OBJECTIVE: Omit all pictures. Quote only the lines from the one with "Enumerate this screenshot's" through the end of the material below.

AVAILABLE RECORDS:
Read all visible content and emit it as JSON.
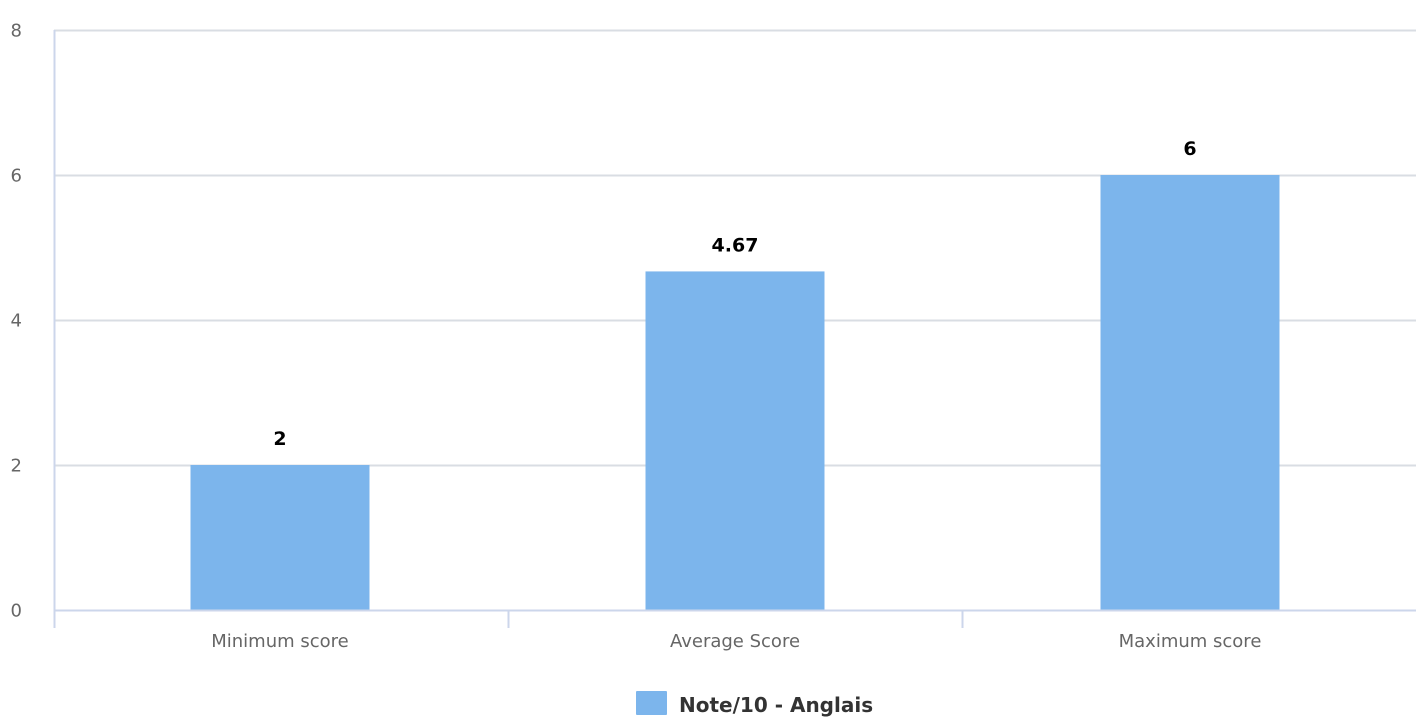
{
  "chart_data": {
    "type": "bar",
    "categories": [
      "Minimum score",
      "Average Score",
      "Maximum score"
    ],
    "series": [
      {
        "name": "Note/10 - Anglais",
        "values": [
          2,
          4.67,
          6
        ],
        "color": "#7cb5ec"
      }
    ],
    "data_labels": [
      "2",
      "4.67",
      "6"
    ],
    "yticks": [
      0,
      2,
      4,
      6,
      8
    ],
    "ylim": [
      0,
      8
    ],
    "title": "",
    "xlabel": "",
    "ylabel": "",
    "grid": true,
    "legend_position": "bottom-center"
  },
  "colors": {
    "bar": "#7cb5ec",
    "grid": "#d9dde3",
    "axis": "#ccd6eb",
    "tick_text": "#666666"
  }
}
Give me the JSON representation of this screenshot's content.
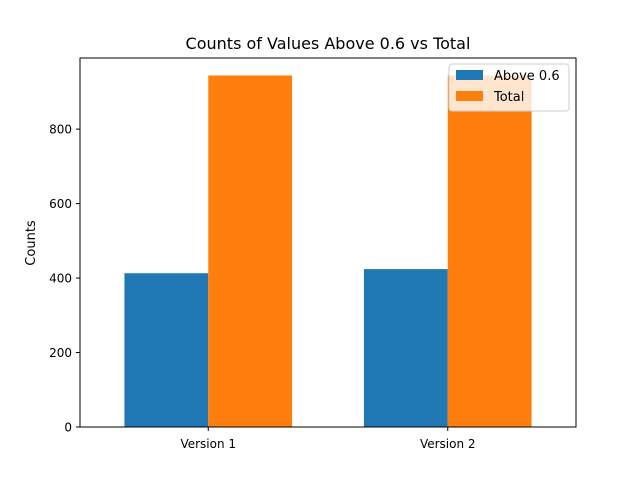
{
  "chart_data": {
    "type": "bar",
    "title": "Counts of Values Above 0.6 vs Total",
    "xlabel": "",
    "ylabel": "Counts",
    "categories": [
      "Version 1",
      "Version 2"
    ],
    "series": [
      {
        "name": "Above 0.6",
        "values": [
          413,
          424
        ],
        "color": "#1f77b4"
      },
      {
        "name": "Total",
        "values": [
          944,
          944
        ],
        "color": "#ff7f0e"
      }
    ],
    "ylim": [
      0,
      991
    ],
    "yticks": [
      0,
      200,
      400,
      600,
      800
    ],
    "grid": false,
    "legend_position": "top-right"
  }
}
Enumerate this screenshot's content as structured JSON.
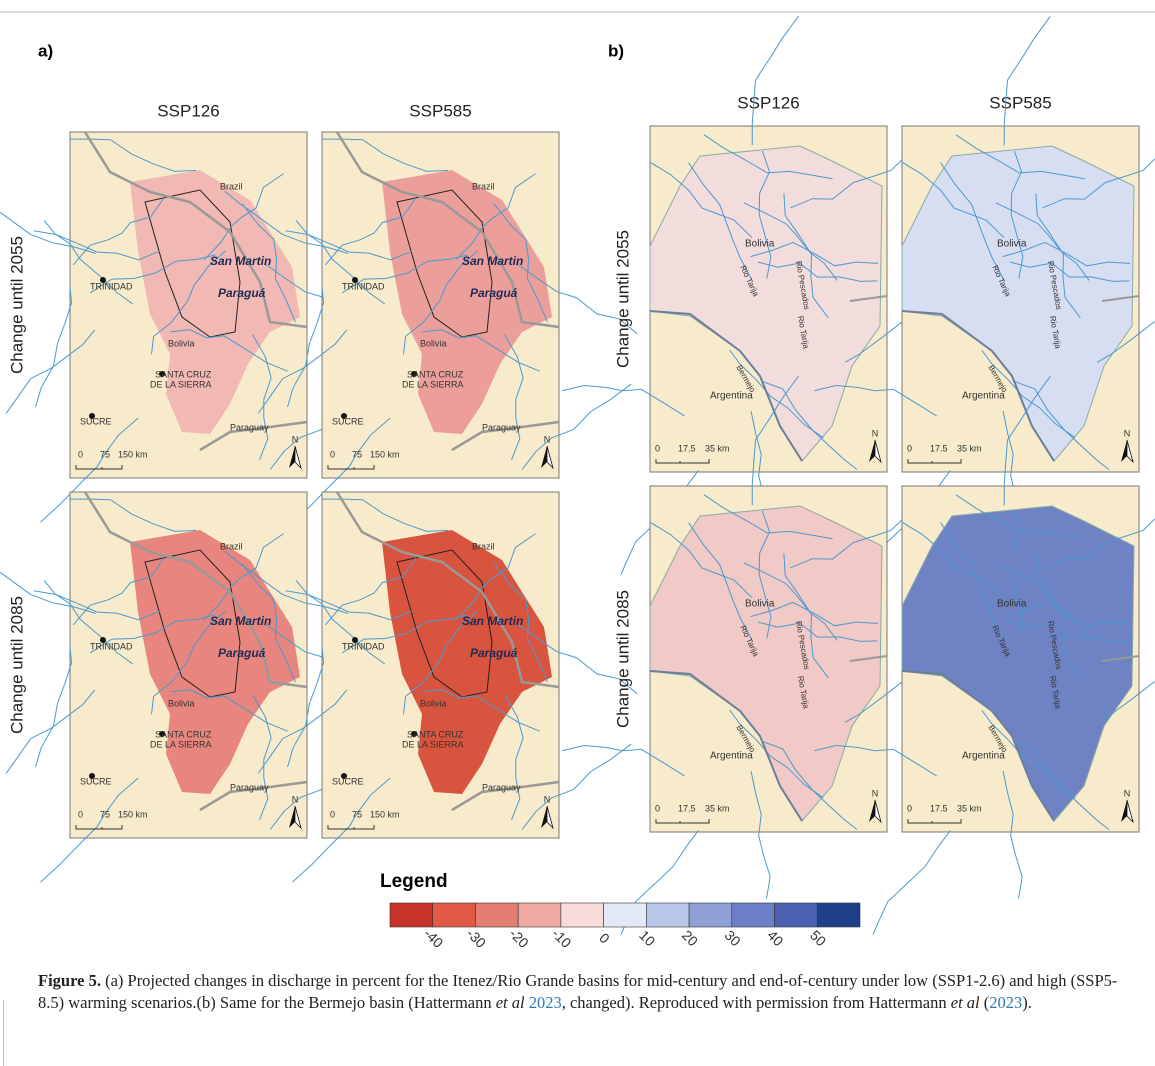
{
  "panel_a": {
    "label": "a)",
    "columns": [
      "SSP126",
      "SSP585"
    ],
    "rows": [
      "Change until 2055",
      "Change until 2085"
    ],
    "places": [
      "Brazil",
      "TRINIDAD",
      "San Martin",
      "Paraguá",
      "Bolivia",
      "SANTA CRUZ",
      "DE LA SIERRA",
      "SUCRE",
      "Paraguay"
    ],
    "scale": [
      "0",
      "75",
      "150 km"
    ],
    "north": "N"
  },
  "panel_b": {
    "label": "b)",
    "columns": [
      "SSP126",
      "SSP585"
    ],
    "rows": [
      "Change until 2055",
      "Change until 2085"
    ],
    "places": [
      "Bolivia",
      "Rio Tarija",
      "Rio Pescados",
      "Rio Tarija",
      "Bermejo",
      "Argentina"
    ],
    "scale": [
      "0",
      "17.5",
      "35 km"
    ],
    "north": "N"
  },
  "legend": {
    "title": "Legend",
    "colors": [
      "#c8322a",
      "#e05a45",
      "#e47d72",
      "#f0aaa6",
      "#f9dcd9",
      "#e3e9f7",
      "#b9c6e8",
      "#8ea0d6",
      "#6b80c6",
      "#4a62b1",
      "#1f3f8a"
    ],
    "ticks": [
      -40,
      -30,
      -20,
      -10,
      0,
      10,
      20,
      30,
      40,
      50
    ]
  },
  "caption": {
    "label": "Figure 5.",
    "text1": "(a) Projected changes in discharge in percent for the Itenez/Rio Grande basins for mid-century and end-of-century under low (SSP1-2.6) and high (SSP5-8.5) warming scenarios.(b) Same for the Bermejo basin (Hattermann",
    "em1": "et al",
    "link1": "2023",
    "text2": ", changed). Reproduced with permission from Hattermann",
    "em2": "et al",
    "text3": "(",
    "link2": "2023",
    "text4": ")."
  }
}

CORRECT ANSWER:
Enumerate this screenshot's content as structured JSON.
{
  "panel_a": {
    "label": "a)",
    "columns": [
      "SSP126",
      "SSP585"
    ],
    "rows": [
      "Change until 2055",
      "Change until 2085"
    ],
    "places": [
      "Brazil",
      "TRINIDAD",
      "San Martin",
      "Paraguá",
      "Bolivia",
      "SANTA CRUZ",
      "DE LA SIERRA",
      "SUCRE",
      "Paraguay"
    ],
    "scale": [
      "0",
      "75",
      "150 km"
    ],
    "north": "N"
  },
  "panel_b": {
    "label": "b)",
    "columns": [
      "SSP126",
      "SSP585"
    ],
    "rows": [
      "Change until 2055",
      "Change until 2085"
    ],
    "places": [
      "Bolivia",
      "Rio Tarija",
      "Rio Pescados",
      "Rio Tarija",
      "Bermejo",
      "Argentina"
    ],
    "scale": [
      "0",
      "17.5",
      "35 km"
    ],
    "north": "N"
  },
  "legend": {
    "title": "Legend",
    "colors": [
      "#c8322a",
      "#e05a45",
      "#e47d72",
      "#f0aaa6",
      "#f9dcd9",
      "#e3e9f7",
      "#b9c6e8",
      "#8ea0d6",
      "#6b80c6",
      "#4a62b1",
      "#1f3f8a"
    ],
    "ticks": [
      -40,
      -30,
      -20,
      -10,
      0,
      10,
      20,
      30,
      40,
      50
    ]
  },
  "caption": {
    "label": "Figure 5.",
    "text1": "(a) Projected changes in discharge in percent for the Itenez/Rio Grande basins for mid-century and end-of-century under low (SSP1-2.6) and high (SSP5-8.5) warming scenarios.(b) Same for the Bermejo basin (Hattermann",
    "em1": "et al",
    "link1": "2023",
    "text2": ", changed). Reproduced with permission from Hattermann",
    "em2": "et al",
    "text3": "(",
    "link2": "2023",
    "text4": ")."
  }
}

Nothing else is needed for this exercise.